What the task requires
Below is a set of records. Repeat all of them exactly.

Items from a figure collection:
• • • • • • •

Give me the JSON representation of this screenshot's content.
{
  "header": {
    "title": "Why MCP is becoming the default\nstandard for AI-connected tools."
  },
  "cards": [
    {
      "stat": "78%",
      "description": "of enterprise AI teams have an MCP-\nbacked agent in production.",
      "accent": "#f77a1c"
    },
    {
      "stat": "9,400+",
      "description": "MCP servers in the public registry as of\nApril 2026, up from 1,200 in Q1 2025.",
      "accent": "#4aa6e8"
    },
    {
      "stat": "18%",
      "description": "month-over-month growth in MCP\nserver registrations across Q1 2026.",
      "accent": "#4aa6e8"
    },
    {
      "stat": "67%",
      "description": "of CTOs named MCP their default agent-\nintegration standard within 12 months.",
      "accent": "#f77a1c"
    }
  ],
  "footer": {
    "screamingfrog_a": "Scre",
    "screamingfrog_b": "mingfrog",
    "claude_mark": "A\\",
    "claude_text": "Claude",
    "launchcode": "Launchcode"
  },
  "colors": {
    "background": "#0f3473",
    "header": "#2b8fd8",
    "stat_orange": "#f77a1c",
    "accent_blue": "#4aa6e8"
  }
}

• • • • • • •

Solution to this exercise
Give me the JSON representation of this screenshot's content.
{
  "header": {
    "title": "Why MCP is becoming the default\nstandard for AI-connected tools."
  },
  "cards": [
    {
      "stat": "78%",
      "description": "of enterprise AI teams have an MCP-\nbacked agent in production.",
      "accent": "#f77a1c"
    },
    {
      "stat": "9,400+",
      "description": "MCP servers in the public registry as of\nApril 2026, up from 1,200 in Q1 2025.",
      "accent": "#4aa6e8"
    },
    {
      "stat": "18%",
      "description": "month-over-month growth in MCP\nserver registrations across Q1 2026.",
      "accent": "#4aa6e8"
    },
    {
      "stat": "67%",
      "description": "of CTOs named MCP their default agent-\nintegration standard within 12 months.",
      "accent": "#f77a1c"
    }
  ],
  "footer": {
    "screamingfrog_a": "Scre",
    "screamingfrog_b": "mingfrog",
    "claude_mark": "A\\",
    "claude_text": "Claude",
    "launchcode": "Launchcode"
  },
  "colors": {
    "background": "#0f3473",
    "header": "#2b8fd8",
    "stat_orange": "#f77a1c",
    "accent_blue": "#4aa6e8"
  }
}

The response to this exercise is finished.